═══ Exercise data

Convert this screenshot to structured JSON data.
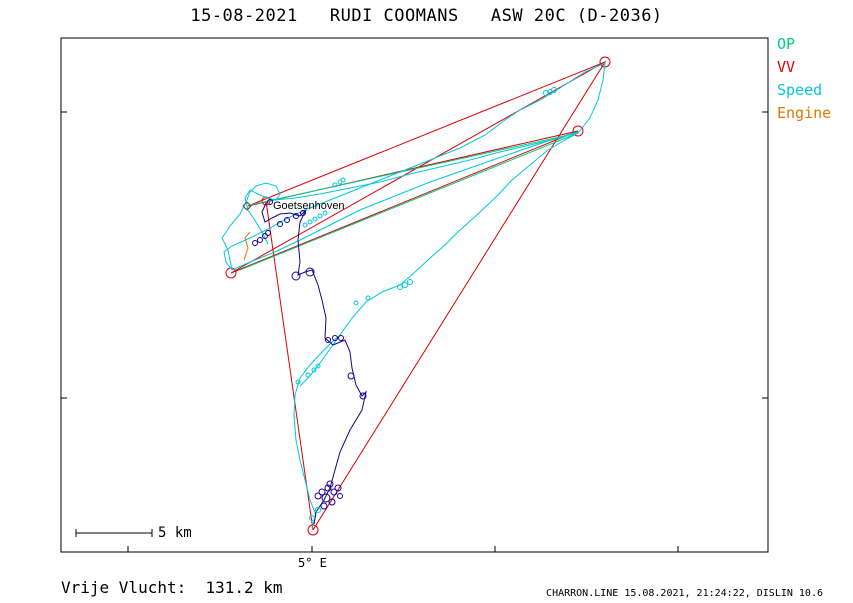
{
  "title": "15-08-2021   RUDI COOMANS   ASW 20C (D-2036)",
  "legend": [
    {
      "label": "OP",
      "color": "#00d080"
    },
    {
      "label": "VV",
      "color": "#dd0000"
    },
    {
      "label": "Speed",
      "color": "#00c8e0"
    },
    {
      "label": "Engine",
      "color": "#e07800"
    }
  ],
  "footer": {
    "distance": "Vrije Vlucht:  131.2 km",
    "info": "CHARRON.LINE 15.08.2021, 21:24:22, DISLIN 10.6"
  },
  "chart_data": {
    "type": "line",
    "x_tick_label": "5° E",
    "scale_bar_label": "5 km",
    "place_label": "Goetsenhoven",
    "colors": {
      "task": "#dd0000",
      "op": "#00d080",
      "speed": "#00c8e0",
      "engine": "#e07800",
      "vario": "#1a0090",
      "frame": "#000000"
    }
  }
}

══════

Stated problem
Leave the pictures out and output the rest of the listing exactly.

Reply to the task
Convert this screenshot to structured JSON data.
{
  "title": "15-08-2021   RUDI COOMANS   ASW 20C (D-2036)",
  "legend": [
    {
      "label": "OP",
      "color": "#00d080"
    },
    {
      "label": "VV",
      "color": "#dd0000"
    },
    {
      "label": "Speed",
      "color": "#00c8e0"
    },
    {
      "label": "Engine",
      "color": "#e07800"
    }
  ],
  "footer": {
    "distance": "Vrije Vlucht:  131.2 km",
    "info": "CHARRON.LINE 15.08.2021, 21:24:22, DISLIN 10.6"
  },
  "chart_data": {
    "type": "line",
    "x_tick_label": "5° E",
    "scale_bar_label": "5 km",
    "place_label": "Goetsenhoven",
    "colors": {
      "task": "#dd0000",
      "op": "#00d080",
      "speed": "#00c8e0",
      "engine": "#e07800",
      "vario": "#1a0090",
      "frame": "#000000"
    }
  }
}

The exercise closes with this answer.